▶ _Source excerpt_
'''

Description of problem: In a three controller environment, when the cinder-backup service moves from one controller to another, a cinder-backup service entry is left behind for the old controller host and is in a DOWN state. This stale entry can be misleading and can be flagged up by service monitoring software. The stale entry can be seen by running: openstack volume service list --service cinder-backup Version-Release number of selected component (if applicable): How reproducible: Easy to reproduce Steps to Reproduce: 1. Move the cinder-backup service by rebooting the node hosting it (or by using pcs to move it) 2. The cinder-backup service will start running on another controller in the cluster 3. Viewing the cinder-backup service list will show a stale entry for the previous controller Actual results: When listing the volume services, an entry for cinder-backup will be listed for the active controller and the previously active controller (will show as down) Expected results: Viewing the volume services should show only the active cinder-backup service
This has to be manually removed from the database, cinder does not do this automatically. This I believe is by design so that DB entries remain consistent.
Closing for now, there’s no engineering solution to resolve this in the short term. Scripts could be provided but nothing within cinder proper. Please reopen if you strongly disagree.
Apologies, I should have put this against rhosp-director as I agree that it's not a cinder-specific issue, but rather a consequence of rhosp director's HA implementation of cinder-backup. Thanks.

'''

▶ _Data listing_
'''

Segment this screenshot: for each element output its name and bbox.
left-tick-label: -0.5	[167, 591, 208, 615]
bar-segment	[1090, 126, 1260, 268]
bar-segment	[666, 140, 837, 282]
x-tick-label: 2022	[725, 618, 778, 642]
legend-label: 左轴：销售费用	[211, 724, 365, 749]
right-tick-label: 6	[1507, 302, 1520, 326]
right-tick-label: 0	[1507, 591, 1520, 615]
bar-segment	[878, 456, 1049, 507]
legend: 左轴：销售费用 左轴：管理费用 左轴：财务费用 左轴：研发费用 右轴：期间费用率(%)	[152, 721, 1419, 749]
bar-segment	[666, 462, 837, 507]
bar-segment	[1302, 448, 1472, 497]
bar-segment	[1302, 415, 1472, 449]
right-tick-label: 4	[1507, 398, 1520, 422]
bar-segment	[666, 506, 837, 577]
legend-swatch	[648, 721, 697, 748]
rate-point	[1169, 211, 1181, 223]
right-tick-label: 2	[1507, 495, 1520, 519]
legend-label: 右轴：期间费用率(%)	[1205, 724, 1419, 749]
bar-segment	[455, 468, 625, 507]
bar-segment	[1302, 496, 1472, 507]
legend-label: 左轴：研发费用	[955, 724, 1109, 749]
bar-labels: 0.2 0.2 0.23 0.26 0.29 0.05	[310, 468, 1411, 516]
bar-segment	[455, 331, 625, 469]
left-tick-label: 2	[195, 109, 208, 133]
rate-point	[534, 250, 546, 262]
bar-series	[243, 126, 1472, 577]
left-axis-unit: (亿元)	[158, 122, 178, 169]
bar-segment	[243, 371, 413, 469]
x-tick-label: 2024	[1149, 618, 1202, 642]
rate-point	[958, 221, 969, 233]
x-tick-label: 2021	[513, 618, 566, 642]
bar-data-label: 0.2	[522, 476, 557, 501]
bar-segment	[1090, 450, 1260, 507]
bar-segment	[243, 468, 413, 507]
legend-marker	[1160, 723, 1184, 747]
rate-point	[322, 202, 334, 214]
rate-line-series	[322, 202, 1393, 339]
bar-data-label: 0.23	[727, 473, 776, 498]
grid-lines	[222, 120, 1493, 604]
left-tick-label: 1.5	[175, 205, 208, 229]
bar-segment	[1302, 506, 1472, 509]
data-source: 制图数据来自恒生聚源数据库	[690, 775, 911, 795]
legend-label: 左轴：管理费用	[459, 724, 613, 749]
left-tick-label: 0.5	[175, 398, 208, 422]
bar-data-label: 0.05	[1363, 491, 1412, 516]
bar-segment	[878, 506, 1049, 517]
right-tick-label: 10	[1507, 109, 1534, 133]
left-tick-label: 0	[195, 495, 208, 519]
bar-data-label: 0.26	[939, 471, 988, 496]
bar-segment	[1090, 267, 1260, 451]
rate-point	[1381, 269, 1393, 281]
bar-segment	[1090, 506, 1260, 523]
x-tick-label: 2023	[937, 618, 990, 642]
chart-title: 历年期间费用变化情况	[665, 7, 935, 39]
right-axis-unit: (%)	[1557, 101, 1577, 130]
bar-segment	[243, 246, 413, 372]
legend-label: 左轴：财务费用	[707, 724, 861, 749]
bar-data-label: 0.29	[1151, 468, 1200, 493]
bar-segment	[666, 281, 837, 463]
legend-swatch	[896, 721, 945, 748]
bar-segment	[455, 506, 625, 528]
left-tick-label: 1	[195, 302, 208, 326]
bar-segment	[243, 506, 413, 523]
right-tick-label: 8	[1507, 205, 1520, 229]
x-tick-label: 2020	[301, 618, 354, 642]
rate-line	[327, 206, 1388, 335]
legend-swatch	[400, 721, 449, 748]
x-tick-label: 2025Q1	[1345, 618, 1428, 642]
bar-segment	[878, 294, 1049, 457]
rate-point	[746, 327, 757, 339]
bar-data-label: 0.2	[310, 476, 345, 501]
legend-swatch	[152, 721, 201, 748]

'''

▶ _Tasks to complete_
1 – In the records, rewrite every line from the first one up to and including the line that contains "legend: 左轴：销售费用 左轴：管理费用". Swap "right-tick-label" for "secondary-axis-label" and keep everything else the same.
2 – Add the next part of the bug discussion about the stale cinder-backup service entry.

▶ _The replies_
1 –
Segment this screenshot: for each element output its name and bbox.
left-tick-label: -0.5	[167, 591, 208, 615]
bar-segment	[1090, 126, 1260, 268]
bar-segment	[666, 140, 837, 282]
x-tick-label: 2022	[725, 618, 778, 642]
legend-label: 左轴：销售费用	[211, 724, 365, 749]
secondary-axis-label: 6	[1507, 302, 1520, 326]
secondary-axis-label: 0	[1507, 591, 1520, 615]
bar-segment	[878, 456, 1049, 507]
legend: 左轴：销售费用 左轴：管理费用 左轴：财务费用 左轴：研发费用 右轴：期间费用率(%)	[152, 721, 1419, 749]

2 –
Well, I don't think this will yield what you want. The director takes care of the deployment, but isn't involved in what goes on when pacemaker starts cinder-backup on another node. In fact, while I understand it feels wrong to see the cinder-backup service "down" on the prior node, neither cinder nor pacemaker have any basis for treating this as a stale service entry. If pacemaker were to restart the service on the original node, the service will report itself "up" again (although the other one will now report "down"). cinder-backup under pacemaker has always behaved this way, and its more of a side effect of that model than a bug. But again, I'm not trying to diminish the fact that the behaviour is less than ideal. I think what we really need is an RFE that improves the cinder-backup service's deployment model. One approach would have the service use a common identifier (like the cinder-volume service's use of "hostgroup") instead of each node's hostname. Another would be to run cinder-backup active/active (i.e. NOT under pacemaker). Note: cinder-backup supports a/a, whereas the cinder-volume service will only have limited a/a support in OSP-15. To summarize, I think this BZ should be recast as an RFE.
I'm closing this BZ out in favor of an RFE I created (bug #1666804). The titles (and topics) are different enough to warrant tracking them in separate BZs.
Close loop wise, nothing to test/automate as WONTFIX per this BZ. However Alan's RFE will include QE coverage/testing once it lands. Eventually I'll use RFE to track close loop process per this customer request.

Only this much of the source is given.